▸ **Task inputs**
++++

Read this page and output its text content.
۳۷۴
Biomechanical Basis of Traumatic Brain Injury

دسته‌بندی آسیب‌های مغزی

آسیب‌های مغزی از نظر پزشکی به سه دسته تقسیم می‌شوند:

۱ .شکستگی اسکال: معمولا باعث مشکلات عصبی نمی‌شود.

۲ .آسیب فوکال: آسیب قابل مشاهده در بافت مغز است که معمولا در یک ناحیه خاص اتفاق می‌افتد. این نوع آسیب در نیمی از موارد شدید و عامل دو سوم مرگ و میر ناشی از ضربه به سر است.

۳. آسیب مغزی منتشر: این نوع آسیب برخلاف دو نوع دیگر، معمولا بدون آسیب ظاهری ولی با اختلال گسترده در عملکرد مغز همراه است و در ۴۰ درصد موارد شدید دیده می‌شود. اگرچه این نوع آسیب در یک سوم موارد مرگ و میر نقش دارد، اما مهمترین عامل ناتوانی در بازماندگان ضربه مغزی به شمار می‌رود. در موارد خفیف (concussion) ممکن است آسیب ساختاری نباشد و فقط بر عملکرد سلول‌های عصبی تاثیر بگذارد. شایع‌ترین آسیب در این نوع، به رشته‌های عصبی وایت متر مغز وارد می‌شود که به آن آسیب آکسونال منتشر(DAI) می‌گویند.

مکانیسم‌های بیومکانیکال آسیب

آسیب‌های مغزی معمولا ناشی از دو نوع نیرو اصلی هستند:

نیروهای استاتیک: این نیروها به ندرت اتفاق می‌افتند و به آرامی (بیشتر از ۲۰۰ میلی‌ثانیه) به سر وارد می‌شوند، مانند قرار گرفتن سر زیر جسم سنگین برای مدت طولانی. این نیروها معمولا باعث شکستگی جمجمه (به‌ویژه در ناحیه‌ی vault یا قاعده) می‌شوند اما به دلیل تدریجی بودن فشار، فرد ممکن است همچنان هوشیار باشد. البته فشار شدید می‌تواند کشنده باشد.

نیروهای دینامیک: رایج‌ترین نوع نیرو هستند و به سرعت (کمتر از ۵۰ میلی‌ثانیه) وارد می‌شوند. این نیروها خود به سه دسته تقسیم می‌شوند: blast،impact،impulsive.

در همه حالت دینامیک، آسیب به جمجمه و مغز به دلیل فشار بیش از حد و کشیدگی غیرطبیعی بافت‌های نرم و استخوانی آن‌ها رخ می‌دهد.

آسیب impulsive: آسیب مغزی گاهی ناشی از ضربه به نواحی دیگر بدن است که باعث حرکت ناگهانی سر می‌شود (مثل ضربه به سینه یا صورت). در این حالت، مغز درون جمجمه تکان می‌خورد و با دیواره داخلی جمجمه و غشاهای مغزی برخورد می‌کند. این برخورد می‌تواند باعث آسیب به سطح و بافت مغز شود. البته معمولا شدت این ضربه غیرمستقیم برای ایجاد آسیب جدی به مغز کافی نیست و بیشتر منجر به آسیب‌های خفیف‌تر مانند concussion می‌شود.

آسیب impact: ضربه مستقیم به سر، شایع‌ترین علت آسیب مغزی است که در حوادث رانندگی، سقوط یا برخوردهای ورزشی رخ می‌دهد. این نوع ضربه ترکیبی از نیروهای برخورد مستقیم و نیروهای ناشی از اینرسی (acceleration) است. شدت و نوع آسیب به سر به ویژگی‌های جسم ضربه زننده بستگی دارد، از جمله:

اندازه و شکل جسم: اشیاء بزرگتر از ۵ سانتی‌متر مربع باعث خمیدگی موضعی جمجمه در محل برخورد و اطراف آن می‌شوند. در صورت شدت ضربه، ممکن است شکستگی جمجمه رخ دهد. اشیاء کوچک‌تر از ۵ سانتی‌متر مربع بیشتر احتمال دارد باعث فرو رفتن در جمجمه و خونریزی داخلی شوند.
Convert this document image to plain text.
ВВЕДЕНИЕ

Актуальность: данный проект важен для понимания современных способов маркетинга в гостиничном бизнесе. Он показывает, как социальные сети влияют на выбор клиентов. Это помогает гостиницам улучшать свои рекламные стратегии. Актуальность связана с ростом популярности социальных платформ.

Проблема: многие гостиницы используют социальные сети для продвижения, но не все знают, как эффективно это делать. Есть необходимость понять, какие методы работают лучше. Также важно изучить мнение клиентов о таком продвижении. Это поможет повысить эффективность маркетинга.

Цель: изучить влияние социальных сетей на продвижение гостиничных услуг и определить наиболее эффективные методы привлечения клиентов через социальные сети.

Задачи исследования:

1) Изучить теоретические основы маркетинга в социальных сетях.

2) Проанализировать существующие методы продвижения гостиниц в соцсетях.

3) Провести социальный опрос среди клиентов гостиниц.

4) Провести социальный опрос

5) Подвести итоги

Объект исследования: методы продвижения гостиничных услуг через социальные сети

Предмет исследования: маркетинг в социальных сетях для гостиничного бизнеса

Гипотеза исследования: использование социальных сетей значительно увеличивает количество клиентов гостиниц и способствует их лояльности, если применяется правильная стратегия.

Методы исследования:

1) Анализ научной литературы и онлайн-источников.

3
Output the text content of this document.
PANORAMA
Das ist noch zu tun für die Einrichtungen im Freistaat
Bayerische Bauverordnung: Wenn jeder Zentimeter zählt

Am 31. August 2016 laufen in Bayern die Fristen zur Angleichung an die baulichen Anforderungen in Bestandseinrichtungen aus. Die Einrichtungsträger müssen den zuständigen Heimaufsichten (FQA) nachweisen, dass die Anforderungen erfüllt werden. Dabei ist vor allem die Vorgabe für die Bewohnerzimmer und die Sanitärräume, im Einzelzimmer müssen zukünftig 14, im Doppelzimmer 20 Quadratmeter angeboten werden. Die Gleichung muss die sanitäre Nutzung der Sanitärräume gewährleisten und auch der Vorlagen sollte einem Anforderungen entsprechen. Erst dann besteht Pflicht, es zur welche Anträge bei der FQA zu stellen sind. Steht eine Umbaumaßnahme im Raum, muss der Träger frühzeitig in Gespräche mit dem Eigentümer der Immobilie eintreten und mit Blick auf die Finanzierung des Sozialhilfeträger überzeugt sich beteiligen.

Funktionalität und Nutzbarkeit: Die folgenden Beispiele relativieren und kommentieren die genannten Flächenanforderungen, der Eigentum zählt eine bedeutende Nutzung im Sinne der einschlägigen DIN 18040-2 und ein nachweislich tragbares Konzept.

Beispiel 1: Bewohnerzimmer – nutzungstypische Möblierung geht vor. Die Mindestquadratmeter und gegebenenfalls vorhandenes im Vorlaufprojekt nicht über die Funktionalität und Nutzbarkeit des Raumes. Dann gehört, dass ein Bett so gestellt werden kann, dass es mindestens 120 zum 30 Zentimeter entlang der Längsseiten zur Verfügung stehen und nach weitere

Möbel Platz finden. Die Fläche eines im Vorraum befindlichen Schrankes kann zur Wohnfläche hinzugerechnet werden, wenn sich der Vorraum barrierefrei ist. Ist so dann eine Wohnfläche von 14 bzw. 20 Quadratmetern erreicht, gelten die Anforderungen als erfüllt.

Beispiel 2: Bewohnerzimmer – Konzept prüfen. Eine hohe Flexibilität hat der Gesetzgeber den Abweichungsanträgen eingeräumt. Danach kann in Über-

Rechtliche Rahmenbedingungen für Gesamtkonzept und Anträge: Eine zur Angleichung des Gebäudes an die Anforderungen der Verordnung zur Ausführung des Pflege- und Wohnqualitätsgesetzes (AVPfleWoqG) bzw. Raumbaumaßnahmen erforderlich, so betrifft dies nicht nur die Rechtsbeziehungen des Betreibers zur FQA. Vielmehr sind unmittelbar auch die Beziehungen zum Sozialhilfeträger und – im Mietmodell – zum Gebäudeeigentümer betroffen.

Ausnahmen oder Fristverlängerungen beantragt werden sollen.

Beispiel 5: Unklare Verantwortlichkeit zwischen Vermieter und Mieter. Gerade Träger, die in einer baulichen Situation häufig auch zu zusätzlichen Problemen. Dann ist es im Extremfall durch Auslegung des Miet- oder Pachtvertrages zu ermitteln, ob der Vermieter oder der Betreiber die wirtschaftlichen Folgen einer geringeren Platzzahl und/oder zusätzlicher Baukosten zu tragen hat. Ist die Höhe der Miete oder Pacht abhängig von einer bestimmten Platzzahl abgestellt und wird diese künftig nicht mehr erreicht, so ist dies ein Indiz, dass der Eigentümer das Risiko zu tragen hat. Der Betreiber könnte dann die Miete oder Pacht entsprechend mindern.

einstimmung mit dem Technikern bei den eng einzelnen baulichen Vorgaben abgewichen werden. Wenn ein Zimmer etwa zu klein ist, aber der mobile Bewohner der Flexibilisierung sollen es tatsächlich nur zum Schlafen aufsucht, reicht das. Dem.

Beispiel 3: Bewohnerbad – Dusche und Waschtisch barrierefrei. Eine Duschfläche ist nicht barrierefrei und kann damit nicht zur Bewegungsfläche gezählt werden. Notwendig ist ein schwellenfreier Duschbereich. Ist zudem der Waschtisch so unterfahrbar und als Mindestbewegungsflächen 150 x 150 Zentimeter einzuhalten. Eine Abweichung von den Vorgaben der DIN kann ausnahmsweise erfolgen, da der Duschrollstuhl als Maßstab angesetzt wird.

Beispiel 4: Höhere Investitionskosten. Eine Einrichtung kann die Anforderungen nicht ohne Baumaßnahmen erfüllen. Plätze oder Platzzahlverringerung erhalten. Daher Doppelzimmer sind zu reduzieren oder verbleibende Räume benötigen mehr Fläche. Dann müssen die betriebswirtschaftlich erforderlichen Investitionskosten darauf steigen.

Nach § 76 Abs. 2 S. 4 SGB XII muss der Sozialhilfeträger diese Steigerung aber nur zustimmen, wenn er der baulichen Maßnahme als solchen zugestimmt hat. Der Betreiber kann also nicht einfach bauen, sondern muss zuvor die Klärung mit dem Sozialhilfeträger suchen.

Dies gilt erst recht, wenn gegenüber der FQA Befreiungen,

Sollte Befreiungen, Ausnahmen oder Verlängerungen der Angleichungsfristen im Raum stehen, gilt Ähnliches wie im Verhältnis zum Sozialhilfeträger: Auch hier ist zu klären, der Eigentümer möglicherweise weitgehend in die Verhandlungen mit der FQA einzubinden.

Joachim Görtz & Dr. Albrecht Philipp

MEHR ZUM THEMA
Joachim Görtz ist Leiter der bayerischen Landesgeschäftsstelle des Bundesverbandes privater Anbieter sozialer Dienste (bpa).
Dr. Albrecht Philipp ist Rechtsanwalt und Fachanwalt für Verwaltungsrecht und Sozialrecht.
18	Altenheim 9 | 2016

++++

▸ **The problem**
List each line in the listing that contains the string "شایع".

▸ **Result of the task**
۳. آسیب مغزی منتشر: این نوع آسیب برخلاف دو نوع دیگر، معمولا بدون آسیب ظاهری ولی با اختلال گسترده در عملکرد مغز همراه است و در ۴۰ درصد موارد شدید دیده می‌شود. اگرچه این نوع آسیب در یک سوم موارد مرگ و میر نقش دارد، اما مهمترین عامل ناتوانی در بازماندگان ضربه مغزی به شمار می‌رود. در موارد خفیف (concussion) ممکن است آسیب ساختاری نباشد و فقط بر عملکرد سلول‌های عصبی تاثیر بگذارد. شایع‌ترین آسیب در این نوع، به رشته‌های عصبی وایت متر مغز وارد می‌شود که به آن آسیب آکسونال منتشر(DAI) می‌گویند.
آسیب impact: ضربه مستقیم به سر، شایع‌ترین علت آسیب مغزی است که در حوادث رانندگی، سقوط یا برخوردهای ورزشی رخ می‌دهد. این نوع ضربه ترکیبی از نیروهای برخورد مستقیم و نیروهای ناشی از اینرسی (acceleration) است. شدت و نوع آسیب به سر به ویژگی‌های جسم ضربه زننده بستگی دارد، از جمله:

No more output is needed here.